[Records from a data source]
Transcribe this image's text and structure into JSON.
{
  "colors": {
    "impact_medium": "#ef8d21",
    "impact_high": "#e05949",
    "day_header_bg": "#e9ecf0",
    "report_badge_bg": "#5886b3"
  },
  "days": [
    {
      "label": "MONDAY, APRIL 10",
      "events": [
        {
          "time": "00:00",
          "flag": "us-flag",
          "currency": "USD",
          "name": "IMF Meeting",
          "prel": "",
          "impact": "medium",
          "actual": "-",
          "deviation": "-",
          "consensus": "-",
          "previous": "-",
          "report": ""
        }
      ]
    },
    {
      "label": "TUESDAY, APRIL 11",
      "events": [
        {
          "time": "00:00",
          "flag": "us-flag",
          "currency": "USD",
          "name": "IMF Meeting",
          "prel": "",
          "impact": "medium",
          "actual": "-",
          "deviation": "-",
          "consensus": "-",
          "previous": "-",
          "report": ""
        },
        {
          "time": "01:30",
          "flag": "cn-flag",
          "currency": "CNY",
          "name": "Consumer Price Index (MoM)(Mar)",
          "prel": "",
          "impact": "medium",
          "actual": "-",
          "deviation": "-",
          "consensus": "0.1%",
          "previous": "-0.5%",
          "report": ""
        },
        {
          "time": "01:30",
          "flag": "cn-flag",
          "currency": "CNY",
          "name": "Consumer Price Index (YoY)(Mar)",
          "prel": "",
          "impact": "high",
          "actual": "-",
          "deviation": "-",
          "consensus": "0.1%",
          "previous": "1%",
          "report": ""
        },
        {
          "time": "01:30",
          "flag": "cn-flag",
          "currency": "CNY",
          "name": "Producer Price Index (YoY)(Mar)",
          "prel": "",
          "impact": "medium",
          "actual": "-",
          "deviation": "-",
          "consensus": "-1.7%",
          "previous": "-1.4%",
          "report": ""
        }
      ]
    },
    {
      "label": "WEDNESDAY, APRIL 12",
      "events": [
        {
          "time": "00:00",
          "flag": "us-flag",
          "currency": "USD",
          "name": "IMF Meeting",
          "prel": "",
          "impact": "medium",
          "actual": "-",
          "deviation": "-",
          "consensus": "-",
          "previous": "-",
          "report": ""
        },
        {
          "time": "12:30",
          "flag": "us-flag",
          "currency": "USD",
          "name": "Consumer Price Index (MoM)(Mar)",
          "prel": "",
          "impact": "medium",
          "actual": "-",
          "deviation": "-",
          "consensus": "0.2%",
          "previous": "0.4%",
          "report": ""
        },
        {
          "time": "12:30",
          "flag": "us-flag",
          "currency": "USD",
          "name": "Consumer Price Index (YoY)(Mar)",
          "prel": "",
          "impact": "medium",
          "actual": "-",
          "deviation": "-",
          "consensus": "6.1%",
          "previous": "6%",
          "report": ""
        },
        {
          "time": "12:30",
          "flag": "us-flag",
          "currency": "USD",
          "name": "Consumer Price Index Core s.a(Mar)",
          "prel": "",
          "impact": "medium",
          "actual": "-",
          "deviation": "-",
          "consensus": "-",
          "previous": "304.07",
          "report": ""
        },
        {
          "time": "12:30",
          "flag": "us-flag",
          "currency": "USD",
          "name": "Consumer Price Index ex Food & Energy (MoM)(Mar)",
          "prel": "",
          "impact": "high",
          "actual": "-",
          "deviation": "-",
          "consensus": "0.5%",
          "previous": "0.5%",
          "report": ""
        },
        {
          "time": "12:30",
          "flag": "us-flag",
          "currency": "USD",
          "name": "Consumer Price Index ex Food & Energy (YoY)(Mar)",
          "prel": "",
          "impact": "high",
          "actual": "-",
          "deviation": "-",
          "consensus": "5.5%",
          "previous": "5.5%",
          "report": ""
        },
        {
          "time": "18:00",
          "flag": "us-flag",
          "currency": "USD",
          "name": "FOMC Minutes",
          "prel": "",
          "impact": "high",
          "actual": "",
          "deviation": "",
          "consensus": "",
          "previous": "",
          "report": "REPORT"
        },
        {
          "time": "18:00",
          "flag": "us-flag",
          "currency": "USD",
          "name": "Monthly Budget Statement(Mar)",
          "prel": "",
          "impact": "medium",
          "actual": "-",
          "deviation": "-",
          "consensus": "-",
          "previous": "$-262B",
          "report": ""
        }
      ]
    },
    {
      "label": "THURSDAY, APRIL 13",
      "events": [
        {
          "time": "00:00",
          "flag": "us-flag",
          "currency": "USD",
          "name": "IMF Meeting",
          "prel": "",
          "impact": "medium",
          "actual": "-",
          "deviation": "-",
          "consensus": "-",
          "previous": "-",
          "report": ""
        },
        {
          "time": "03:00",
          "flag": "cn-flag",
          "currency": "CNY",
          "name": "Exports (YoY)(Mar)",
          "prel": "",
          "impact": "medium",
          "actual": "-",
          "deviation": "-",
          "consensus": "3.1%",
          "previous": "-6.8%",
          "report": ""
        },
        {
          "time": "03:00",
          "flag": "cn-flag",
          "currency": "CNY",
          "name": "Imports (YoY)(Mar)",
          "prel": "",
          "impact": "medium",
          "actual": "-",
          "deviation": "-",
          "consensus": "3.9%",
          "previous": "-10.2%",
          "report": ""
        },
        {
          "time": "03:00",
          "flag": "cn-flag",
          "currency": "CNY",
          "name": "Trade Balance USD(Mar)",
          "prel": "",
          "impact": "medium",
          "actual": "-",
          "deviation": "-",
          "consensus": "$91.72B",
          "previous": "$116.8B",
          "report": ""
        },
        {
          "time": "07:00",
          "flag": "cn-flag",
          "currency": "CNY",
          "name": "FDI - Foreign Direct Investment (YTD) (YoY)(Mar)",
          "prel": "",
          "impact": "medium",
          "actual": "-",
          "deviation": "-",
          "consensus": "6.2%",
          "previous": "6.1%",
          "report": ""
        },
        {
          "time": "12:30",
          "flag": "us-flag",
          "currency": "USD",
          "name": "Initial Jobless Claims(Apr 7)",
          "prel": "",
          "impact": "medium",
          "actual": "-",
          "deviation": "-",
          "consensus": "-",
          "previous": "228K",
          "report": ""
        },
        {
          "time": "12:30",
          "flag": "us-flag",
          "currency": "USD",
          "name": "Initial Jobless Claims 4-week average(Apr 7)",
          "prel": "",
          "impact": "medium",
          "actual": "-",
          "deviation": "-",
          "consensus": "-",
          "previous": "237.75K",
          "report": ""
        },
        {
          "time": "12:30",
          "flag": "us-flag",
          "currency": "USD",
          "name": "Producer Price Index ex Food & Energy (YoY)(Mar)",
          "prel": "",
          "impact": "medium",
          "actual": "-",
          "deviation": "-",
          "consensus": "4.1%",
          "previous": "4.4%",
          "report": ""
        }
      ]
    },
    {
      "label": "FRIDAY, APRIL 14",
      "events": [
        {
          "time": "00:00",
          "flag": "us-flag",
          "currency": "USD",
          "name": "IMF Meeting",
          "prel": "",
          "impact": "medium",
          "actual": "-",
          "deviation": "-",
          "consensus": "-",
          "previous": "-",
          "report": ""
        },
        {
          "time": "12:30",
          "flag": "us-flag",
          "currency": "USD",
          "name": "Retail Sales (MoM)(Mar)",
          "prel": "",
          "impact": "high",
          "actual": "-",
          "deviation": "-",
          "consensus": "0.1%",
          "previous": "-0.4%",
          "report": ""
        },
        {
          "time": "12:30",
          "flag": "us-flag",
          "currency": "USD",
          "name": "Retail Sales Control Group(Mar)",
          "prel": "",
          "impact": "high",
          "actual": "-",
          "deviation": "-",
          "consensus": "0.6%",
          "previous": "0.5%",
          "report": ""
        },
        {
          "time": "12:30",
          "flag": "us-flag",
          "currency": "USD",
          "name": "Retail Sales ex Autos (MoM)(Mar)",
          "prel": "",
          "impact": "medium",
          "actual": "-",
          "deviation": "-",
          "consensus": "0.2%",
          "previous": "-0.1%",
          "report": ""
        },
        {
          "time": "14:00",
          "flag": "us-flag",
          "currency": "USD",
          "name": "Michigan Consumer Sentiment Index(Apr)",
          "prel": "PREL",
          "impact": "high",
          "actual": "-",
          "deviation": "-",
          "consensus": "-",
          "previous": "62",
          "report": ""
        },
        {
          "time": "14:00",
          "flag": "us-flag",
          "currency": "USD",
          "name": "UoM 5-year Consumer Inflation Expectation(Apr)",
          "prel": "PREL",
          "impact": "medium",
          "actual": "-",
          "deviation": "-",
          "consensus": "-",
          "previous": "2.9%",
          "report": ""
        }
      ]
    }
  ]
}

### WHAT THE TASK ASKS
Return every line above in which the string "Index" occurs.

### RESPONSE TO THE TASK
          "name": "Consumer Price Index (MoM)(Mar)",
          "name": "Consumer Price Index (YoY)(Mar)",
          "name": "Producer Price Index (YoY)(Mar)",
          "name": "Consumer Price Index (MoM)(Mar)",
          "name": "Consumer Price Index (YoY)(Mar)",
          "name": "Consumer Price Index Core s.a(Mar)",
          "name": "Consumer Price Index ex Food & Energy (MoM)(Mar)",
          "name": "Consumer Price Index ex Food & Energy (YoY)(Mar)",
          "name": "Producer Price Index ex Food & Energy (YoY)(Mar)",
          "name": "Michigan Consumer Sentiment Index(Apr)",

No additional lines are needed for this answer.